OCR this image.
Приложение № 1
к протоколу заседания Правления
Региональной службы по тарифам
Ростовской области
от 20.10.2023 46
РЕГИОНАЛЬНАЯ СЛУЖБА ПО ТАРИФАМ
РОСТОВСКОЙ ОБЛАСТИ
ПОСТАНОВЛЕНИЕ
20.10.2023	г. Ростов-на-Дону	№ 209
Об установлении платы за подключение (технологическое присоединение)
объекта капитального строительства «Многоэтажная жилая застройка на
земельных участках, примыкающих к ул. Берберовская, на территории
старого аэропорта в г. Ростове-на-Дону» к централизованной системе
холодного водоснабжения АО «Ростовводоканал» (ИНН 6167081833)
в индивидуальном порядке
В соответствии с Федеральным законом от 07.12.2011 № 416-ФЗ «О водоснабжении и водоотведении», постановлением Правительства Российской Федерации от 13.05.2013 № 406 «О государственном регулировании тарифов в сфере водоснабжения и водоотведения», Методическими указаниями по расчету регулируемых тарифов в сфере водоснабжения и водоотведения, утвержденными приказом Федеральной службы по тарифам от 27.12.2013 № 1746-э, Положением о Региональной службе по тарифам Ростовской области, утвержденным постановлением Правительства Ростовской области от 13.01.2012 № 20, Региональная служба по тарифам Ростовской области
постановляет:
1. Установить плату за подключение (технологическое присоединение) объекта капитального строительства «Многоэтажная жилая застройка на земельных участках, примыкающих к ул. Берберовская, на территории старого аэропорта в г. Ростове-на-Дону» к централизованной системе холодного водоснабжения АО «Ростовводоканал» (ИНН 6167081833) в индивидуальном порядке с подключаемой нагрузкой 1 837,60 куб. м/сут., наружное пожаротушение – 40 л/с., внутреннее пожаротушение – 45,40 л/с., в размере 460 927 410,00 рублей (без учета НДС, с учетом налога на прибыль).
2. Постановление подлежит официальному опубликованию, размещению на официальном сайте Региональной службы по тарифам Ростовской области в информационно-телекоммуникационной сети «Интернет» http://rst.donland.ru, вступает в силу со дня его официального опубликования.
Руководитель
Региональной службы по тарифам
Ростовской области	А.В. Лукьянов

## Requirement
Reproduce the entries above in full, verbatim.

## Reply to the task
OCR this image.
Приложение № 1
к протоколу заседания Правления
Региональной службы по тарифам
Ростовской области
от 20.10.2023 46
РЕГИОНАЛЬНАЯ СЛУЖБА ПО ТАРИФАМ
РОСТОВСКОЙ ОБЛАСТИ
ПОСТАНОВЛЕНИЕ
20.10.2023	г. Ростов-на-Дону	№ 209
Об установлении платы за подключение (технологическое присоединение)
объекта капитального строительства «Многоэтажная жилая застройка на
земельных участках, примыкающих к ул. Берберовская, на территории
старого аэропорта в г. Ростове-на-Дону» к централизованной системе
холодного водоснабжения АО «Ростовводоканал» (ИНН 6167081833)
в индивидуальном порядке
В соответствии с Федеральным законом от 07.12.2011 № 416-ФЗ «О водоснабжении и водоотведении», постановлением Правительства Российской Федерации от 13.05.2013 № 406 «О государственном регулировании тарифов в сфере водоснабжения и водоотведения», Методическими указаниями по расчету регулируемых тарифов в сфере водоснабжения и водоотведения, утвержденными приказом Федеральной службы по тарифам от 27.12.2013 № 1746-э, Положением о Региональной службе по тарифам Ростовской области, утвержденным постановлением Правительства Ростовской области от 13.01.2012 № 20, Региональная служба по тарифам Ростовской области
постановляет:
1. Установить плату за подключение (технологическое присоединение) объекта капитального строительства «Многоэтажная жилая застройка на земельных участках, примыкающих к ул. Берберовская, на территории старого аэропорта в г. Ростове-на-Дону» к централизованной системе холодного водоснабжения АО «Ростовводоканал» (ИНН 6167081833) в индивидуальном порядке с подключаемой нагрузкой 1 837,60 куб. м/сут., наружное пожаротушение – 40 л/с., внутреннее пожаротушение – 45,40 л/с., в размере 460 927 410,00 рублей (без учета НДС, с учетом налога на прибыль).
2. Постановление подлежит официальному опубликованию, размещению на официальном сайте Региональной службы по тарифам Ростовской области в информационно-телекоммуникационной сети «Интернет» http://rst.donland.ru, вступает в силу со дня его официального опубликования.
Руководитель
Региональной службы по тарифам
Ростовской области	А.В. Лукьянов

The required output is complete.